» What to work on:
Return every line of the material exactly.
***** Record list *****
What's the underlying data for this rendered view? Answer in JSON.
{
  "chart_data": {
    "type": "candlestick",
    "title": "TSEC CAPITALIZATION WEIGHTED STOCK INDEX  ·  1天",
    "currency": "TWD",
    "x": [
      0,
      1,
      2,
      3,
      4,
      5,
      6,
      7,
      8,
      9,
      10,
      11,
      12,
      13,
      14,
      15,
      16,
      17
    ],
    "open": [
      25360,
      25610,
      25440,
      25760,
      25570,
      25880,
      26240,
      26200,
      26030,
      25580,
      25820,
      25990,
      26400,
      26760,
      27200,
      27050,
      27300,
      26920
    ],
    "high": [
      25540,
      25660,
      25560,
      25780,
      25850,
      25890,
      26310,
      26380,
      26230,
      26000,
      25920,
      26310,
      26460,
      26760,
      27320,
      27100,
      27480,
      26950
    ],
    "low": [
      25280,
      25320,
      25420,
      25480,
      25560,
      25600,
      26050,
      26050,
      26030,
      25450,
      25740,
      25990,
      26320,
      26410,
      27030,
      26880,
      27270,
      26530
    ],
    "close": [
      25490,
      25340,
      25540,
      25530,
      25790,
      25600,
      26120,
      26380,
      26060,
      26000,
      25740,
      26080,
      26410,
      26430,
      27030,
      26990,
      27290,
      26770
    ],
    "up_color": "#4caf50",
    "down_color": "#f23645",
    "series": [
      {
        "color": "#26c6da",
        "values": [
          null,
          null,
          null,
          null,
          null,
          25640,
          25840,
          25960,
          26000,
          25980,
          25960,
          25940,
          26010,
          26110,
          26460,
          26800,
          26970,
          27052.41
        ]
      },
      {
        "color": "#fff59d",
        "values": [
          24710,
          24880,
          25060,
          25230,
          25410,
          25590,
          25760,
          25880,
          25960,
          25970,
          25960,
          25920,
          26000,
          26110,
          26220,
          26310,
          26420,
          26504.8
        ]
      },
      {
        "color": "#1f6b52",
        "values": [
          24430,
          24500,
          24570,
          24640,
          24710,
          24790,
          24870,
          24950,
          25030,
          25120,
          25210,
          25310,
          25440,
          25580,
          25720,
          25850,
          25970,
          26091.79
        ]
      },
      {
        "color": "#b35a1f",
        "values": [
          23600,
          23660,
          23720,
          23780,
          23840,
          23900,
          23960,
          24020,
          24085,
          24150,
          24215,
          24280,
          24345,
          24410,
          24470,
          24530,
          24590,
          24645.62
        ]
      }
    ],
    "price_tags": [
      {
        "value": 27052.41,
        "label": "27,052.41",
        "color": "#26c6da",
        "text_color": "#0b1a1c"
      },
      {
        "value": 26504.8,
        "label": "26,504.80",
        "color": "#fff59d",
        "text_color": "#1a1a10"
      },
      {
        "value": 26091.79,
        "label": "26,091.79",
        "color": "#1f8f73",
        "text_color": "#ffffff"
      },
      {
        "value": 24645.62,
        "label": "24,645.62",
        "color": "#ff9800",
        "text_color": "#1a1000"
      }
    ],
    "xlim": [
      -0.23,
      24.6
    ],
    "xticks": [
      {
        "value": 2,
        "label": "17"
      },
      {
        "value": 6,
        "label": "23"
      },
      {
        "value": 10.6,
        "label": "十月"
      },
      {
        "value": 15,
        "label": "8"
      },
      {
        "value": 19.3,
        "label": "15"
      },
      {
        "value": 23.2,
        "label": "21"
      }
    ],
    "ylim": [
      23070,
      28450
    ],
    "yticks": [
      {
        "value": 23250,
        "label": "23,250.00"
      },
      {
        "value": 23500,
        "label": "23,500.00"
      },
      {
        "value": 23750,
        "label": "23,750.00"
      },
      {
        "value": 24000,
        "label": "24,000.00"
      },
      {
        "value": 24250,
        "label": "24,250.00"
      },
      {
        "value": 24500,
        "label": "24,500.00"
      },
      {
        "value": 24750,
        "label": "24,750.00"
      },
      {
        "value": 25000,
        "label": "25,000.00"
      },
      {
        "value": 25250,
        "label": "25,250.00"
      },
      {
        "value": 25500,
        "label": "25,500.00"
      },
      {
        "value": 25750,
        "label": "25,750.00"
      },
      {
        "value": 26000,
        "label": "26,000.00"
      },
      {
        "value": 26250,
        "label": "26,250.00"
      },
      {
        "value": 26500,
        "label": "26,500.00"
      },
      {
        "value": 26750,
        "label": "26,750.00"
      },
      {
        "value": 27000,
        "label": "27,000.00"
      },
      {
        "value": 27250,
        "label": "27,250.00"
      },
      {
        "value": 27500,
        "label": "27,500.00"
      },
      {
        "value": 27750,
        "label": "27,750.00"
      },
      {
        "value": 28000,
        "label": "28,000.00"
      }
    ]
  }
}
*****
» Response below:
What's the underlying data for this rendered view? Answer in JSON.
{
  "chart_data": {
    "type": "candlestick",
    "title": "TSEC CAPITALIZATION WEIGHTED STOCK INDEX  ·  1天",
    "currency": "TWD",
    "x": [
      0,
      1,
      2,
      3,
      4,
      5,
      6,
      7,
      8,
      9,
      10,
      11,
      12,
      13,
      14,
      15,
      16,
      17
    ],
    "open": [
      25360,
      25610,
      25440,
      25760,
      25570,
      25880,
      26240,
      26200,
      26030,
      25580,
      25820,
      25990,
      26400,
      26760,
      27200,
      27050,
      27300,
      26920
    ],
    "high": [
      25540,
      25660,
      25560,
      25780,
      25850,
      25890,
      26310,
      26380,
      26230,
      26000,
      25920,
      26310,
      26460,
      26760,
      27320,
      27100,
      27480,
      26950
    ],
    "low": [
      25280,
      25320,
      25420,
      25480,
      25560,
      25600,
      26050,
      26050,
      26030,
      25450,
      25740,
      25990,
      26320,
      26410,
      27030,
      26880,
      27270,
      26530
    ],
    "close": [
      25490,
      25340,
      25540,
      25530,
      25790,
      25600,
      26120,
      26380,
      26060,
      26000,
      25740,
      26080,
      26410,
      26430,
      27030,
      26990,
      27290,
      26770
    ],
    "up_color": "#4caf50",
    "down_color": "#f23645",
    "series": [
      {
        "color": "#26c6da",
        "values": [
          null,
          null,
          null,
          null,
          null,
          25640,
          25840,
          25960,
          26000,
          25980,
          25960,
          25940,
          26010,
          26110,
          26460,
          26800,
          26970,
          27052.41
        ]
      },
      {
        "color": "#fff59d",
        "values": [
          24710,
          24880,
          25060,
          25230,
          25410,
          25590,
          25760,
          25880,
          25960,
          25970,
          25960,
          25920,
          26000,
          26110,
          26220,
          26310,
          26420,
          26504.8
        ]
      },
      {
        "color": "#1f6b52",
        "values": [
          24430,
          24500,
          24570,
          24640,
          24710,
          24790,
          24870,
          24950,
          25030,
          25120,
          25210,
          25310,
          25440,
          25580,
          25720,
          25850,
          25970,
          26091.79
        ]
      },
      {
        "color": "#b35a1f",
        "values": [
          23600,
          23660,
          23720,
          23780,
          23840,
          23900,
          23960,
          24020,
          24085,
          24150,
          24215,
          24280,
          24345,
          24410,
          24470,
          24530,
          24590,
          24645.62
        ]
      }
    ],
    "price_tags": [
      {
        "value": 27052.41,
        "label": "27,052.41",
        "color": "#26c6da",
        "text_color": "#0b1a1c"
      },
      {
        "value": 26504.8,
        "label": "26,504.80",
        "color": "#fff59d",
        "text_color": "#1a1a10"
      },
      {
        "value": 26091.79,
        "label": "26,091.79",
        "color": "#1f8f73",
        "text_color": "#ffffff"
      },
      {
        "value": 24645.62,
        "label": "24,645.62",
        "color": "#ff9800",
        "text_color": "#1a1000"
      }
    ],
    "xlim": [
      -0.23,
      24.6
    ],
    "xticks": [
      {
        "value": 2,
        "label": "17"
      },
      {
        "value": 6,
        "label": "23"
      },
      {
        "value": 10.6,
        "label": "十月"
      },
      {
        "value": 15,
        "label": "8"
      },
      {
        "value": 19.3,
        "label": "15"
      },
      {
        "value": 23.2,
        "label": "21"
      }
    ],
    "ylim": [
      23070,
      28450
    ],
    "yticks": [
      {
        "value": 23250,
        "label": "23,250.00"
      },
      {
        "value": 23500,
        "label": "23,500.00"
      },
      {
        "value": 23750,
        "label": "23,750.00"
      },
      {
        "value": 24000,
        "label": "24,000.00"
      },
      {
        "value": 24250,
        "label": "24,250.00"
      },
      {
        "value": 24500,
        "label": "24,500.00"
      },
      {
        "value": 24750,
        "label": "24,750.00"
      },
      {
        "value": 25000,
        "label": "25,000.00"
      },
      {
        "value": 25250,
        "label": "25,250.00"
      },
      {
        "value": 25500,
        "label": "25,500.00"
      },
      {
        "value": 25750,
        "label": "25,750.00"
      },
      {
        "value": 26000,
        "label": "26,000.00"
      },
      {
        "value": 26250,
        "label": "26,250.00"
      },
      {
        "value": 26500,
        "label": "26,500.00"
      },
      {
        "value": 26750,
        "label": "26,750.00"
      },
      {
        "value": 27000,
        "label": "27,000.00"
      },
      {
        "value": 27250,
        "label": "27,250.00"
      },
      {
        "value": 27500,
        "label": "27,500.00"
      },
      {
        "value": 27750,
        "label": "27,750.00"
      },
      {
        "value": 28000,
        "label": "28,000.00"
      }
    ]
  }
}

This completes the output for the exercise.